- _Problem to solve_
Check every line below for the word "alla" and copy each one that has it.

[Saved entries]
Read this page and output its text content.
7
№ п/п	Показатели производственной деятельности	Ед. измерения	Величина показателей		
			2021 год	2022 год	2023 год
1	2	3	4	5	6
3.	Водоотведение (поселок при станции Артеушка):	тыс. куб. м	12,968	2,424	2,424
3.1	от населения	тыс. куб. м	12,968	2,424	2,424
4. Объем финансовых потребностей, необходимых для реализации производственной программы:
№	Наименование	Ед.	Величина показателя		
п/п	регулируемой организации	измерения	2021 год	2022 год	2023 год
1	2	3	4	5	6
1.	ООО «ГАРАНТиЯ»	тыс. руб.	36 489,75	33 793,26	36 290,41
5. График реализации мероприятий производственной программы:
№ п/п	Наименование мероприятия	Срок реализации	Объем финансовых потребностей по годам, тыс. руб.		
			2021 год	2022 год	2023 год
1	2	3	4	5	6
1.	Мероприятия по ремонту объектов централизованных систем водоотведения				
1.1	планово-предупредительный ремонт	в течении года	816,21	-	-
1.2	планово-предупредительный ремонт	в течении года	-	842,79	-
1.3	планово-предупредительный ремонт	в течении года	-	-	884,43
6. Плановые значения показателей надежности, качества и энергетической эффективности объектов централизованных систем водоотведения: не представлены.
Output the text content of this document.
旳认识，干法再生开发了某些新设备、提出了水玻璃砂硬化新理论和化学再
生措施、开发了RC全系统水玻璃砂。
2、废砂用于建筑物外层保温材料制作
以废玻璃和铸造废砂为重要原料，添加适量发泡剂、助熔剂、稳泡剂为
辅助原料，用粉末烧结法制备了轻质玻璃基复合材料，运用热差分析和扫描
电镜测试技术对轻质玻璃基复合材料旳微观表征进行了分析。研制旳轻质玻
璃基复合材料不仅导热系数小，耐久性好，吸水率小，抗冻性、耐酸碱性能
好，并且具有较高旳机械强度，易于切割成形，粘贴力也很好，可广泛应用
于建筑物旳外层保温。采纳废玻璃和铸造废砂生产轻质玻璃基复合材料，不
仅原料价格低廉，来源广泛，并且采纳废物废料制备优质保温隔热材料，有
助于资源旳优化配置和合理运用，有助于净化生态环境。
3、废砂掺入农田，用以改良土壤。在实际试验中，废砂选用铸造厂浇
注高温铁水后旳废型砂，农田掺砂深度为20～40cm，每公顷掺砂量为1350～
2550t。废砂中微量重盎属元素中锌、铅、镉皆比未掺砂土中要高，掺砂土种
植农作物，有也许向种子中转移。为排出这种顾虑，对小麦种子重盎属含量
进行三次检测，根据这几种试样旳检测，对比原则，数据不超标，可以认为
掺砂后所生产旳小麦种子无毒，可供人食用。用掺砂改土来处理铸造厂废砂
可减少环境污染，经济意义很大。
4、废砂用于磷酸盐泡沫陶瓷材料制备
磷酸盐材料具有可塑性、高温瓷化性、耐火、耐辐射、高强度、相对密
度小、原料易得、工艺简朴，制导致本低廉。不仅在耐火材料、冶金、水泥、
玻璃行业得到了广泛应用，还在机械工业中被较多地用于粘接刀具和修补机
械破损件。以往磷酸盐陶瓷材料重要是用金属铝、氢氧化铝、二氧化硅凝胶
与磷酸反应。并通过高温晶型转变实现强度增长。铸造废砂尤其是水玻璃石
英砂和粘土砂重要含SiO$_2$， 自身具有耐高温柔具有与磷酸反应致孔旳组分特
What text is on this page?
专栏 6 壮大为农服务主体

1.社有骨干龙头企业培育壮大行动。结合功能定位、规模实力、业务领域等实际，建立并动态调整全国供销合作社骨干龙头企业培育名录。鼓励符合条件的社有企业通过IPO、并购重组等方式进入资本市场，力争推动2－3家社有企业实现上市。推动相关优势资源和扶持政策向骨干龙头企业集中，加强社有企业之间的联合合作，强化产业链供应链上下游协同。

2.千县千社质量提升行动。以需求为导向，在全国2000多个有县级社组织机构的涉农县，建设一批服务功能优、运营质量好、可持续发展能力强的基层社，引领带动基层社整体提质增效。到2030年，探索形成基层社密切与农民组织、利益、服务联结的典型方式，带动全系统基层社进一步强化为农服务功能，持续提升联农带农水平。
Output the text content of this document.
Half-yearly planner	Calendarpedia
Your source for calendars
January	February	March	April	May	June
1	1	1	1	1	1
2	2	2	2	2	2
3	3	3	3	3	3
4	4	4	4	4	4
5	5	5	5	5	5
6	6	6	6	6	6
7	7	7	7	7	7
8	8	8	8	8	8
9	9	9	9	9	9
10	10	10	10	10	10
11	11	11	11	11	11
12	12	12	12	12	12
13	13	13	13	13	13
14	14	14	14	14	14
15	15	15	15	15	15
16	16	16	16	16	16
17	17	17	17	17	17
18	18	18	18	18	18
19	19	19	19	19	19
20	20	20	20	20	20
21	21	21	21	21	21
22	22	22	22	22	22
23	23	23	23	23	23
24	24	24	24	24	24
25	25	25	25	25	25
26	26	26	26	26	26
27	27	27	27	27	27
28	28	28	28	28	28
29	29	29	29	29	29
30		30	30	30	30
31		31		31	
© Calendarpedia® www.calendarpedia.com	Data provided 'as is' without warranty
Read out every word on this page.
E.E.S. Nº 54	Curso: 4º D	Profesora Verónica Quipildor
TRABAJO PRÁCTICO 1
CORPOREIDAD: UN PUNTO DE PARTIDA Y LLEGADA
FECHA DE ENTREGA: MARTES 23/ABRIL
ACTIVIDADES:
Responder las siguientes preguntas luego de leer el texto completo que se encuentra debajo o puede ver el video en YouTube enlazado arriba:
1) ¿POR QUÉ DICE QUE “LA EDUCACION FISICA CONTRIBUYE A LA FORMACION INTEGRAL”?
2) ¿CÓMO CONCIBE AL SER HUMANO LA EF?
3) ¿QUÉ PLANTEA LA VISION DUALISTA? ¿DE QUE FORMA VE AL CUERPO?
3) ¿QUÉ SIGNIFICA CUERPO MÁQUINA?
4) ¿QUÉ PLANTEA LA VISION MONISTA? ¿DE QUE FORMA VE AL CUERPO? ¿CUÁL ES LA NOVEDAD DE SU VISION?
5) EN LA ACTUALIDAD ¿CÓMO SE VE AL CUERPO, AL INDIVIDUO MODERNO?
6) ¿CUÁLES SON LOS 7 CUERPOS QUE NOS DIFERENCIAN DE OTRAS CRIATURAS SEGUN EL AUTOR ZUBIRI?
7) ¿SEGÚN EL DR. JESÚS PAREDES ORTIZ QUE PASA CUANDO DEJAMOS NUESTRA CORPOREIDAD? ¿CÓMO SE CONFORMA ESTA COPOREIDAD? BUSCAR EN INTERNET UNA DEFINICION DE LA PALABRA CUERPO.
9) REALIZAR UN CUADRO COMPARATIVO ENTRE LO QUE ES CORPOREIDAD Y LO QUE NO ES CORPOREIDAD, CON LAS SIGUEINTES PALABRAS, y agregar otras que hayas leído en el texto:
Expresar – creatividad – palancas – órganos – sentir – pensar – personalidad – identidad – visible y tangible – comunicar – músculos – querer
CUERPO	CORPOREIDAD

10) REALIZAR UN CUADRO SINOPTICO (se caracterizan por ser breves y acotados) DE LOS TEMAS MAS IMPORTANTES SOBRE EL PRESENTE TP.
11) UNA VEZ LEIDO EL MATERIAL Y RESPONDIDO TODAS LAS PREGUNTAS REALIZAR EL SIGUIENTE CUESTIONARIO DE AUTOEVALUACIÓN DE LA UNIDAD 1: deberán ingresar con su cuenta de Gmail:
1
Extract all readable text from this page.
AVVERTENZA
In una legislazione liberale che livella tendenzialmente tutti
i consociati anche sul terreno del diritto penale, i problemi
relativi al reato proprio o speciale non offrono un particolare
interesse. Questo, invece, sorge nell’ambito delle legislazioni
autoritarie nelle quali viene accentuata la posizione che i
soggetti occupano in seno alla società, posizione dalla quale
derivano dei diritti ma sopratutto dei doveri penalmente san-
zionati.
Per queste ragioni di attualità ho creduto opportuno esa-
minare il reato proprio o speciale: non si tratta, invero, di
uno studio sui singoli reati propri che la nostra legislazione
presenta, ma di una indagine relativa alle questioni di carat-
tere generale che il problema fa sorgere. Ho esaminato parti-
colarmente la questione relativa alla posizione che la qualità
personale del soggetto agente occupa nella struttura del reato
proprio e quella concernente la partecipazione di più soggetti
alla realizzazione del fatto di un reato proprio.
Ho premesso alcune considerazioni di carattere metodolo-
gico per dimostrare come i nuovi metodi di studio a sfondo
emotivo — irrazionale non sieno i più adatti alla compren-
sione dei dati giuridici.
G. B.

- _Solution to this task_
soggetti occupano in seno alla società, posizione dalla quale
colarmente la questione relativa alla posizione che la qualità
alla realizzazione del fatto di un reato proprio.
emotivo — irrazionale non sieno i più adatti alla compren-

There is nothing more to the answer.